» **Task to complete**: Return, word for word, every line starting at the line with "What data populates" and ending at the final line of the entries; skip the pictures.
-.-.-
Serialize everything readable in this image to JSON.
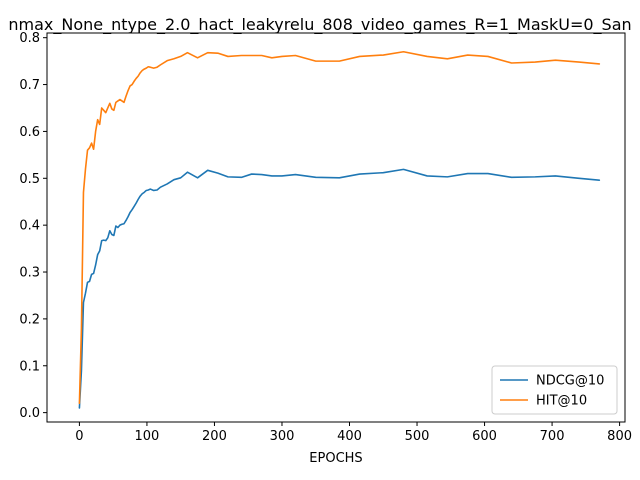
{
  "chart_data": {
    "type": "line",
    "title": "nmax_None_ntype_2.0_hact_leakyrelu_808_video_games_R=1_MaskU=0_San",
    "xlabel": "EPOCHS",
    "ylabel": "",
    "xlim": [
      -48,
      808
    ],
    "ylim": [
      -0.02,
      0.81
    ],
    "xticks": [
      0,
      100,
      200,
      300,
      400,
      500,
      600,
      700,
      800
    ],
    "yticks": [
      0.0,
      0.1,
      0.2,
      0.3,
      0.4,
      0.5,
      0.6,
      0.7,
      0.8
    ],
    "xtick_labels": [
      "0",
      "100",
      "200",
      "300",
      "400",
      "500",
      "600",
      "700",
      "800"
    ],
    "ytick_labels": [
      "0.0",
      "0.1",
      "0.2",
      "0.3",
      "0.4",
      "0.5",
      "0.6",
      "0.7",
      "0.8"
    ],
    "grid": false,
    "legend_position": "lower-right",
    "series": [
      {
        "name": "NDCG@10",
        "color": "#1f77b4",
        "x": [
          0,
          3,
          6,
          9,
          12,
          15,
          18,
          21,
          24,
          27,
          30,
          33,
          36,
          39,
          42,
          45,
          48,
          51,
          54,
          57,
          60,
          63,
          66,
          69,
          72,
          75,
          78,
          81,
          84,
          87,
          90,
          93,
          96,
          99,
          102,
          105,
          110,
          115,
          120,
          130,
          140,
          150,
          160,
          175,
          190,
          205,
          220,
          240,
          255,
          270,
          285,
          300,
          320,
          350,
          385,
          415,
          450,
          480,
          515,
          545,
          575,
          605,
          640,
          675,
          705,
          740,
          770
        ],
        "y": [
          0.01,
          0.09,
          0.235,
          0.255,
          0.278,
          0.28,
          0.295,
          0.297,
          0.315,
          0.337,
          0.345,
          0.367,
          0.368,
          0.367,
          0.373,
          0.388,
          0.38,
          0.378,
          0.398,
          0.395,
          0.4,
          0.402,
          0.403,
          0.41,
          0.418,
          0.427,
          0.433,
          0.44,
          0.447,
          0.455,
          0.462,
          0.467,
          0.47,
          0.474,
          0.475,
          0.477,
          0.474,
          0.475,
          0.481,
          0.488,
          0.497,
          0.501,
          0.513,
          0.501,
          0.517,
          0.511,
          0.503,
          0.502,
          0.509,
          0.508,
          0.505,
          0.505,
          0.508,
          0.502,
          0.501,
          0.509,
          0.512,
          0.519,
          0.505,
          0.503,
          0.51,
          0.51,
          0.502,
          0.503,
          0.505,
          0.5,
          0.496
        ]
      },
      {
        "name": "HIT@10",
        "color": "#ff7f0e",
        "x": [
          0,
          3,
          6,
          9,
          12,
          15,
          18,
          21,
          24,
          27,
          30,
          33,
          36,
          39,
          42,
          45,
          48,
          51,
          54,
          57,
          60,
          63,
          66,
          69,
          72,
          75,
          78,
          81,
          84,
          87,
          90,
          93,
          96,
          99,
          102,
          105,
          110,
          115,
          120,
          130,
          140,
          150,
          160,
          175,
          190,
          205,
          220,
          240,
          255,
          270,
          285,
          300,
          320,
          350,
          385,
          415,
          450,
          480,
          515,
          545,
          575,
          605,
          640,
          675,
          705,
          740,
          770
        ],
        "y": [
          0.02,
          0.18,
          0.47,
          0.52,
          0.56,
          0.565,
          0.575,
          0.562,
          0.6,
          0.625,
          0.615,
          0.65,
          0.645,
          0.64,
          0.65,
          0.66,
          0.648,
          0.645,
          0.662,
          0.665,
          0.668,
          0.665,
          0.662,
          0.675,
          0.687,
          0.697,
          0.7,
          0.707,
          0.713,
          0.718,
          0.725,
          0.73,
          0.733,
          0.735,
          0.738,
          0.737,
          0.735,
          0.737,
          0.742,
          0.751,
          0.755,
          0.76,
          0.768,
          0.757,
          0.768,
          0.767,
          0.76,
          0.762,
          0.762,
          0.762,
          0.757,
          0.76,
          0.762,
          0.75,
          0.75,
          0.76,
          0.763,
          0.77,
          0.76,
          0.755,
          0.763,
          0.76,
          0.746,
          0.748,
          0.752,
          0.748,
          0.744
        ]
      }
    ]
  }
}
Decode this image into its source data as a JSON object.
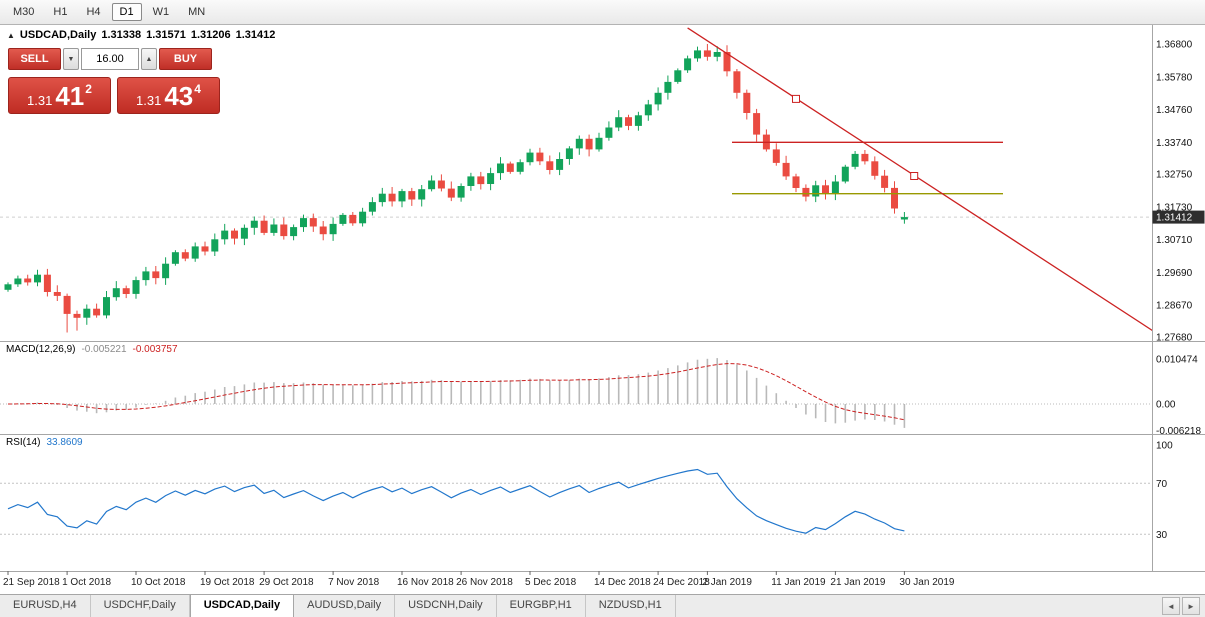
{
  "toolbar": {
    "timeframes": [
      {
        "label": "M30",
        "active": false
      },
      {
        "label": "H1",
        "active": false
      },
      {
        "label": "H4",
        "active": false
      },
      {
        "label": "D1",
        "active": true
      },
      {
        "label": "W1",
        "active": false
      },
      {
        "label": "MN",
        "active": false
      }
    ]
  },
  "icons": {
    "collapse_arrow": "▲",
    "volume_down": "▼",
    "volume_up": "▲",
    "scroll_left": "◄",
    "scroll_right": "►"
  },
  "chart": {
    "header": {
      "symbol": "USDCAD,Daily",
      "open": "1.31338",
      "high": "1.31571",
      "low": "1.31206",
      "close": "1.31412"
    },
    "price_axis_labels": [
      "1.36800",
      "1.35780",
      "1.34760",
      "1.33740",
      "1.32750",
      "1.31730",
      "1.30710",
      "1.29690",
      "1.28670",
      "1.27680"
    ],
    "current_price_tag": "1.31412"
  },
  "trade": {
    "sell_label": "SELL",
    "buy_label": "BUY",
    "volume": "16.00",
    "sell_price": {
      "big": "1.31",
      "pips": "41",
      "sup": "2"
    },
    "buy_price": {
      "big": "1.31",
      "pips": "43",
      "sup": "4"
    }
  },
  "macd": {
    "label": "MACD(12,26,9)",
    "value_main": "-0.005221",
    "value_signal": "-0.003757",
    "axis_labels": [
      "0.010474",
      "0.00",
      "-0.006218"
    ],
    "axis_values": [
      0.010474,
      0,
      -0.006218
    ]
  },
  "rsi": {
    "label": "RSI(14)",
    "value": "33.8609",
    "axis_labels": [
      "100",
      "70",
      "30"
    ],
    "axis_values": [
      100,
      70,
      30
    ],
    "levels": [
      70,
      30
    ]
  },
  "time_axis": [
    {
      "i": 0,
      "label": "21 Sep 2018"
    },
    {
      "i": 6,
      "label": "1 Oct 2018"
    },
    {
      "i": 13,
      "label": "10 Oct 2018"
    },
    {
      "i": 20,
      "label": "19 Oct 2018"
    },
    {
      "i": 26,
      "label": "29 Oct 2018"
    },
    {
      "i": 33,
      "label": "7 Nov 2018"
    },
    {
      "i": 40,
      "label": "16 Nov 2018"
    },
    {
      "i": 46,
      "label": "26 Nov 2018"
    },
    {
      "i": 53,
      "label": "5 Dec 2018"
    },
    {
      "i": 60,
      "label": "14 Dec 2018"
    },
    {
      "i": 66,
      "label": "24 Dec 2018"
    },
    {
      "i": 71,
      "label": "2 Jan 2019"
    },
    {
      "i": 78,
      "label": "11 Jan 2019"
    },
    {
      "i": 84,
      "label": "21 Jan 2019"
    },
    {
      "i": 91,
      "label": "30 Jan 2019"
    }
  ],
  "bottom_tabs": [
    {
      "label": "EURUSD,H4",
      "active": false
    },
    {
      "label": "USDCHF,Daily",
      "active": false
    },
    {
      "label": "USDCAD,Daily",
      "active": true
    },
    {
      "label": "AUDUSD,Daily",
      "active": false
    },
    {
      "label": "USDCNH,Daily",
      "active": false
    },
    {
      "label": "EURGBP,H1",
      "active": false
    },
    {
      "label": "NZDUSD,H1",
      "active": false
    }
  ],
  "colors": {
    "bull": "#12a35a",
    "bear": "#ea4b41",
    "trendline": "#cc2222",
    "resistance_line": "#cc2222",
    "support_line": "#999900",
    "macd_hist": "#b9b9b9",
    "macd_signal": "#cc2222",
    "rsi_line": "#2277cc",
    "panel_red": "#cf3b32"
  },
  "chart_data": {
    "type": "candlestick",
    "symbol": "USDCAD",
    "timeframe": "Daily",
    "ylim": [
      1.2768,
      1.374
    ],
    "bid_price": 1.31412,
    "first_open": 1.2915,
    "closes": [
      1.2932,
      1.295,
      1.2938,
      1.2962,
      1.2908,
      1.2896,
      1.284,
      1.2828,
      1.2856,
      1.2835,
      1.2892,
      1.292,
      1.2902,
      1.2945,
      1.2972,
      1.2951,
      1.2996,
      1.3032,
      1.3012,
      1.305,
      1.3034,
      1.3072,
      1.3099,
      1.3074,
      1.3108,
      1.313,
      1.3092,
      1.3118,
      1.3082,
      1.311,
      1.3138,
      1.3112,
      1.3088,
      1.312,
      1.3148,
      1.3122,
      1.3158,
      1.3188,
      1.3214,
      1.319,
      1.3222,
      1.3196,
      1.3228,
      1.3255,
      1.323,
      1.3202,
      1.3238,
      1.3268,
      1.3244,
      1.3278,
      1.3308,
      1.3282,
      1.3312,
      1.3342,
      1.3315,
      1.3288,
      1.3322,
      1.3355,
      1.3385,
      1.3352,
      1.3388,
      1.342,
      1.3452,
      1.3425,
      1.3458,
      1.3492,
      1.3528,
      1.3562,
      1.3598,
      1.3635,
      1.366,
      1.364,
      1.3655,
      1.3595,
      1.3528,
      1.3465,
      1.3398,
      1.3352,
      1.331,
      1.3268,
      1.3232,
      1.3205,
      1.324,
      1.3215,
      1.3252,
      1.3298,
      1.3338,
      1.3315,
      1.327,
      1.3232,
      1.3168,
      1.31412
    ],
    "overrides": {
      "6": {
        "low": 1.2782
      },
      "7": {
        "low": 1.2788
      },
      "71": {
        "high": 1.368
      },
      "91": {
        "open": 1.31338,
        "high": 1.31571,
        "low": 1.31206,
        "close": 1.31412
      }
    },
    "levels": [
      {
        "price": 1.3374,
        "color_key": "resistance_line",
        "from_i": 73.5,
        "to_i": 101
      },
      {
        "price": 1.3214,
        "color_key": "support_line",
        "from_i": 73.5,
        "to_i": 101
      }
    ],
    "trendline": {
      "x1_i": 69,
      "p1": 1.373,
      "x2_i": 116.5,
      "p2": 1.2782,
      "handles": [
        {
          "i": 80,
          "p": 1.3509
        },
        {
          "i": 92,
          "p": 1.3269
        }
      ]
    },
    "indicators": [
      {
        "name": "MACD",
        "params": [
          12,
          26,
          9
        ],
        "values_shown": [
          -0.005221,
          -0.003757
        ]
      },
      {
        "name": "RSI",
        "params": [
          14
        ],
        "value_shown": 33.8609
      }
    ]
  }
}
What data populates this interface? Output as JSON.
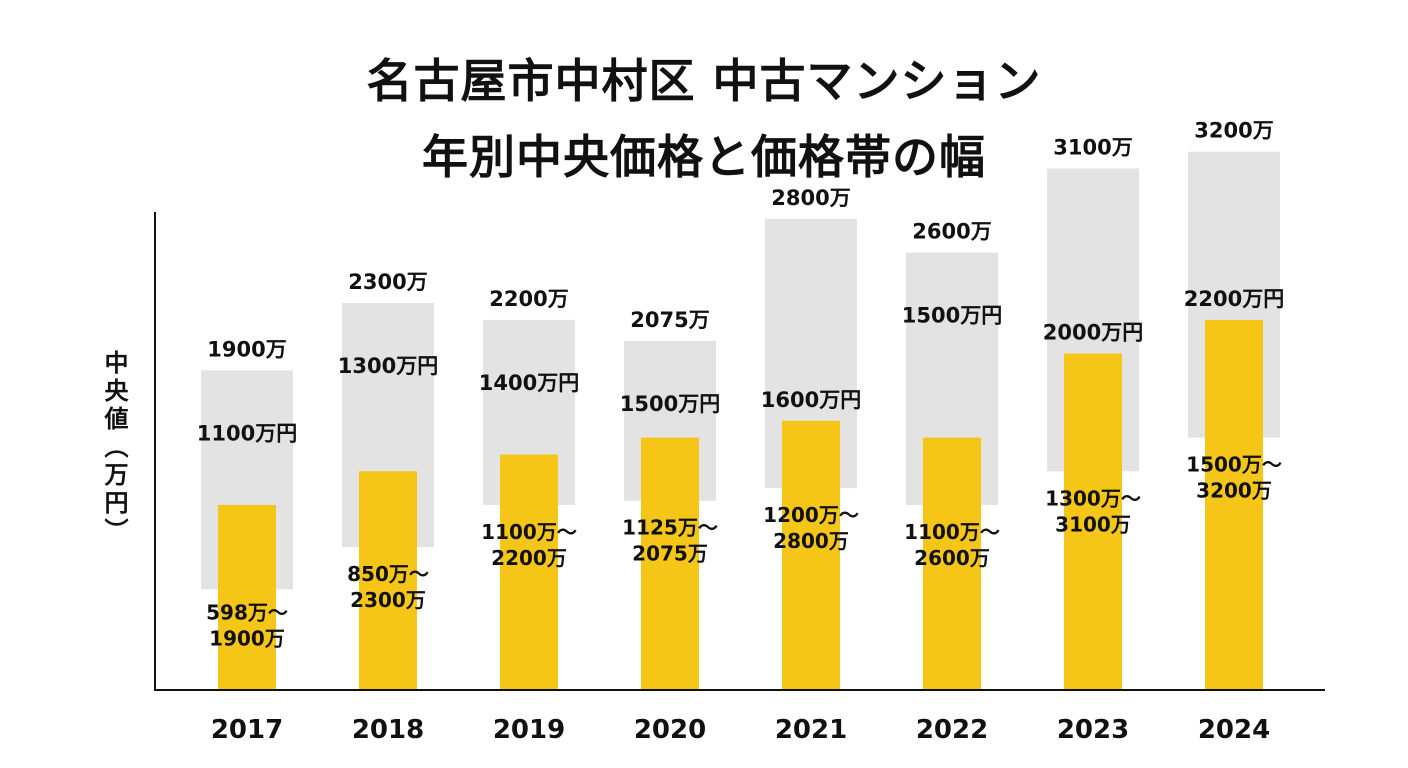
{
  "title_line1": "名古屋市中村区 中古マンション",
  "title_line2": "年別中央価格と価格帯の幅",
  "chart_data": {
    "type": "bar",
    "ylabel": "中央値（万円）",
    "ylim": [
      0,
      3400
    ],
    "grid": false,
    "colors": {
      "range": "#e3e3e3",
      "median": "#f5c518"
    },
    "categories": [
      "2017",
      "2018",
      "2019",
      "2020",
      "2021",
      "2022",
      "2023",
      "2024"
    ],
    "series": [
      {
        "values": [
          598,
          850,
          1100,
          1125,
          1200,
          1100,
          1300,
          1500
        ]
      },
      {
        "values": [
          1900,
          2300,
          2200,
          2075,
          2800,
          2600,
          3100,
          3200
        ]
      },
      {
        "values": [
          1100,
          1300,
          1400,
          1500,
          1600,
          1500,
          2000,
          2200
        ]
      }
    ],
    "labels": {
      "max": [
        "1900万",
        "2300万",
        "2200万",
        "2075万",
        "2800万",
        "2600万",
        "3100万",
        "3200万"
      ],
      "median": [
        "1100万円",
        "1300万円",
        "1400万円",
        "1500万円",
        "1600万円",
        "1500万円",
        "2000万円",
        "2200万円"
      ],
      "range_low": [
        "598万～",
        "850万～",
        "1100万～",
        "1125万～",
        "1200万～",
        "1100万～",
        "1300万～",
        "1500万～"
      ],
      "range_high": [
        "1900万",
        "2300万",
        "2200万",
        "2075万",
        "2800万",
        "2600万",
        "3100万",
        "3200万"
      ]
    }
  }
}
-.-.-
» **Solved problem**:
What data populates this interface? Output as JSON.
{
  "title_line1": "名古屋市中村区 中古マンション",
  "title_line2": "年別中央価格と価格帯の幅",
  "chart_data": {
    "type": "bar",
    "ylabel": "中央値（万円）",
    "ylim": [
      0,
      3400
    ],
    "grid": false,
    "colors": {
      "range": "#e3e3e3",
      "median": "#f5c518"
    },
    "categories": [
      "2017",
      "2018",
      "2019",
      "2020",
      "2021",
      "2022",
      "2023",
      "2024"
    ],
    "series": [
      {
        "values": [
          598,
          850,
          1100,
          1125,
          1200,
          1100,
          1300,
          1500
        ]
      },
      {
        "values": [
          1900,
          2300,
          2200,
          2075,
          2800,
          2600,
          3100,
          3200
        ]
      },
      {
        "values": [
          1100,
          1300,
          1400,
          1500,
          1600,
          1500,
          2000,
          2200
        ]
      }
    ],
    "labels": {
      "max": [
        "1900万",
        "2300万",
        "2200万",
        "2075万",
        "2800万",
        "2600万",
        "3100万",
        "3200万"
      ],
      "median": [
        "1100万円",
        "1300万円",
        "1400万円",
        "1500万円",
        "1600万円",
        "1500万円",
        "2000万円",
        "2200万円"
      ],
      "range_low": [
        "598万～",
        "850万～",
        "1100万～",
        "1125万～",
        "1200万～",
        "1100万～",
        "1300万～",
        "1500万～"
      ],
      "range_high": [
        "1900万",
        "2300万",
        "2200万",
        "2075万",
        "2800万",
        "2600万",
        "3100万",
        "3200万"
      ]
    }
  }
}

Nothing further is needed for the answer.